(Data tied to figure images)

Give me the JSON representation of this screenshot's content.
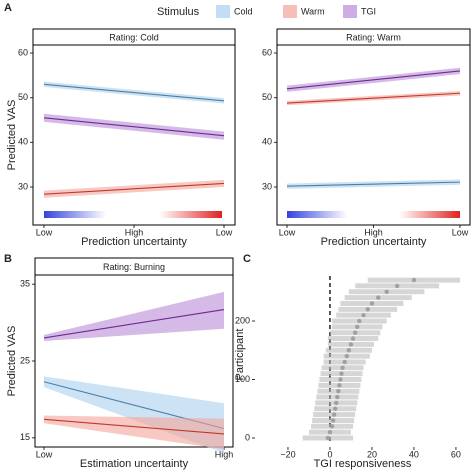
{
  "chart_data": [
    {
      "type": "line",
      "label": "A",
      "title": "Rating: Cold",
      "legend_title": "Stimulus",
      "ylabel": "Predicted VAS",
      "xlabel": "Prediction uncertainty",
      "x": [
        0,
        1
      ],
      "xlim": [
        0,
        1
      ],
      "xticks": [
        {
          "value": 0,
          "label": "Low"
        },
        {
          "value": 0.5,
          "label": "High"
        },
        {
          "value": 1,
          "label": "Low"
        }
      ],
      "ylim": [
        21.5,
        61.8
      ],
      "yticks": [
        30,
        40,
        50,
        60
      ],
      "series": [
        {
          "name": "Cold",
          "color": "#4a7ea6",
          "fill": "#aad0ef",
          "values": [
            53,
            49.3
          ],
          "lower": [
            52.4,
            48.7
          ],
          "upper": [
            53.6,
            49.9
          ]
        },
        {
          "name": "Warm",
          "color": "#c0392b",
          "fill": "#f4a39b",
          "values": [
            28.4,
            30.8
          ],
          "lower": [
            27.6,
            30
          ],
          "upper": [
            29.2,
            31.6
          ]
        },
        {
          "name": "TGI",
          "color": "#6a2c91",
          "fill": "#b98ad6",
          "values": [
            45.5,
            41.5
          ],
          "lower": [
            44.6,
            40.6
          ],
          "upper": [
            46.4,
            42.4
          ]
        }
      ]
    },
    {
      "type": "line",
      "title": "Rating: Warm",
      "xlabel": "Prediction uncertainty",
      "x": [
        0,
        1
      ],
      "xlim": [
        0,
        1
      ],
      "xticks": [
        {
          "value": 0,
          "label": "Low"
        },
        {
          "value": 0.5,
          "label": "High"
        },
        {
          "value": 1,
          "label": "Low"
        }
      ],
      "ylim": [
        21.5,
        61.8
      ],
      "yticks": [
        30,
        40,
        50,
        60
      ],
      "series": [
        {
          "name": "Cold",
          "color": "#4a7ea6",
          "fill": "#aad0ef",
          "values": [
            30.2,
            31.1
          ],
          "lower": [
            29.6,
            30.5
          ],
          "upper": [
            30.8,
            31.7
          ]
        },
        {
          "name": "Warm",
          "color": "#c0392b",
          "fill": "#f4a39b",
          "values": [
            48.8,
            51
          ],
          "lower": [
            48.3,
            50.5
          ],
          "upper": [
            49.3,
            51.5
          ]
        },
        {
          "name": "TGI",
          "color": "#6a2c91",
          "fill": "#b98ad6",
          "values": [
            52,
            56
          ],
          "lower": [
            51.3,
            55.3
          ],
          "upper": [
            52.7,
            56.7
          ]
        }
      ]
    },
    {
      "type": "line",
      "label": "B",
      "title": "Rating: Burning",
      "ylabel": "Predicted VAS",
      "xlabel": "Estimation uncertainty",
      "x": [
        0,
        1
      ],
      "xlim": [
        0,
        1
      ],
      "xticks": [
        {
          "value": 0,
          "label": "Low"
        },
        {
          "value": 1,
          "label": "High"
        }
      ],
      "ylim": [
        13.8,
        36.2
      ],
      "yticks": [
        15,
        25,
        35
      ],
      "series": [
        {
          "name": "Cold",
          "color": "#4a7ea6",
          "fill": "#aad0ef",
          "values": [
            22.3,
            16.2
          ],
          "lower": [
            21.6,
            13
          ],
          "upper": [
            23,
            19.5
          ]
        },
        {
          "name": "Warm",
          "color": "#c0392b",
          "fill": "#f4a39b",
          "values": [
            17.4,
            15.5
          ],
          "lower": [
            16.9,
            13.5
          ],
          "upper": [
            17.9,
            17.5
          ]
        },
        {
          "name": "TGI",
          "color": "#6a2c91",
          "fill": "#b98ad6",
          "values": [
            28,
            31.7
          ],
          "lower": [
            27.6,
            29.2
          ],
          "upper": [
            28.4,
            34
          ]
        }
      ]
    },
    {
      "type": "errorbar",
      "label": "C",
      "ylabel": "Participant",
      "xlabel": "TGI responsiveness",
      "color": "#b5b5b5",
      "refline": 0,
      "participants": [
        0,
        10,
        20,
        30,
        40,
        50,
        60,
        70,
        80,
        90,
        100,
        110,
        120,
        130,
        140,
        150,
        160,
        170,
        180,
        190,
        200,
        210,
        220,
        230,
        240,
        250,
        260,
        270
      ],
      "values": [
        -1,
        0,
        1,
        1.5,
        2,
        2.5,
        3,
        3.5,
        4,
        4.5,
        5,
        5.5,
        6,
        7,
        8,
        9,
        10,
        11,
        12,
        13,
        14,
        16,
        18,
        20,
        23,
        27,
        32,
        40
      ],
      "errors": [
        12,
        10,
        10,
        10,
        10,
        10,
        10,
        10,
        10,
        10,
        10,
        10,
        10,
        10,
        11,
        11,
        11,
        12,
        12,
        12,
        13,
        13,
        14,
        15,
        16,
        18,
        20,
        22
      ],
      "xlim": [
        -35.7,
        66.7
      ],
      "xticks": [
        {
          "value": -20,
          "label": "−20"
        },
        0,
        20,
        40,
        60
      ],
      "ylim": [
        -15.4,
        300.9
      ],
      "yticks": [
        0,
        100,
        200
      ]
    }
  ]
}
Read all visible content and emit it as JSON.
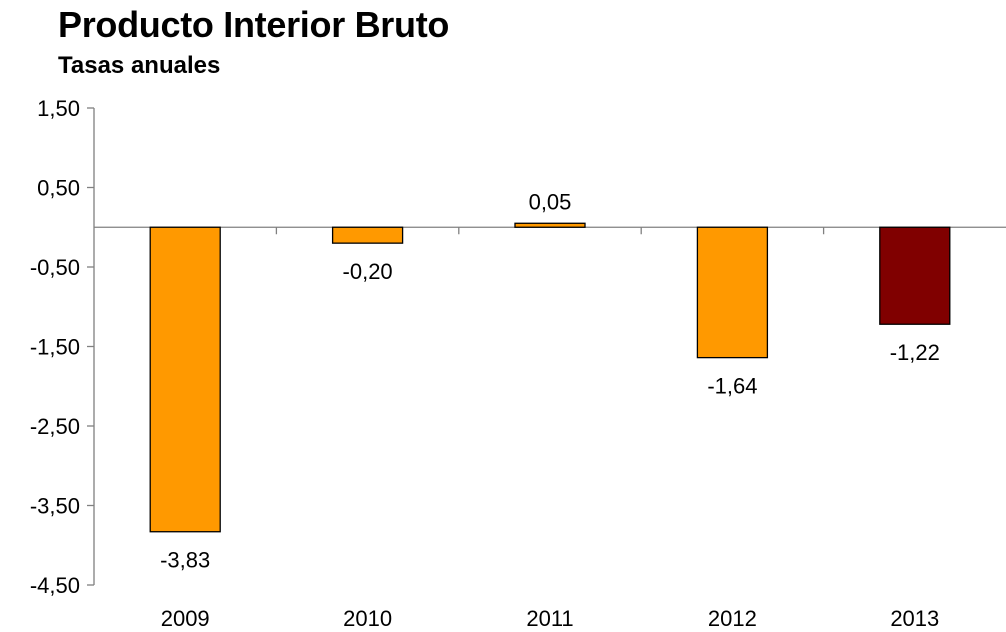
{
  "chart_data": {
    "type": "bar",
    "title": "Producto Interior Bruto",
    "subtitle": "Tasas anuales",
    "categories": [
      "2009",
      "2010",
      "2011",
      "2012",
      "2013"
    ],
    "values": [
      -3.83,
      -0.2,
      0.05,
      -1.64,
      -1.22
    ],
    "value_labels": [
      "-3,83",
      "-0,20",
      "0,05",
      "-1,64",
      "-1,22"
    ],
    "y_ticks": [
      1.5,
      0.5,
      -0.5,
      -1.5,
      -2.5,
      -3.5,
      -4.5
    ],
    "y_tick_labels": [
      "1,50",
      "0,50",
      "-0,50",
      "-1,50",
      "-2,50",
      "-3,50",
      "-4,50"
    ],
    "ylim": [
      -4.5,
      1.5
    ],
    "xlabel": "",
    "ylabel": "",
    "grid": false,
    "legend": "none",
    "colors": {
      "bar": "#FF9900",
      "highlight": "#800000",
      "highlight_index": 4,
      "bar_stroke": "#000000",
      "axis": "#808080"
    }
  }
}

| Challenge |
Pictures aside, set down the lines from the one containing "Read all visible content and emit it as JSON." through the end of the records above, exactly and only those.

| Response below |
Read all visible content and emit it as JSON.
{
  "chart_data": {
    "type": "bar",
    "title": "Producto Interior Bruto",
    "subtitle": "Tasas anuales",
    "categories": [
      "2009",
      "2010",
      "2011",
      "2012",
      "2013"
    ],
    "values": [
      -3.83,
      -0.2,
      0.05,
      -1.64,
      -1.22
    ],
    "value_labels": [
      "-3,83",
      "-0,20",
      "0,05",
      "-1,64",
      "-1,22"
    ],
    "y_ticks": [
      1.5,
      0.5,
      -0.5,
      -1.5,
      -2.5,
      -3.5,
      -4.5
    ],
    "y_tick_labels": [
      "1,50",
      "0,50",
      "-0,50",
      "-1,50",
      "-2,50",
      "-3,50",
      "-4,50"
    ],
    "ylim": [
      -4.5,
      1.5
    ],
    "xlabel": "",
    "ylabel": "",
    "grid": false,
    "legend": "none",
    "colors": {
      "bar": "#FF9900",
      "highlight": "#800000",
      "highlight_index": 4,
      "bar_stroke": "#000000",
      "axis": "#808080"
    }
  }
}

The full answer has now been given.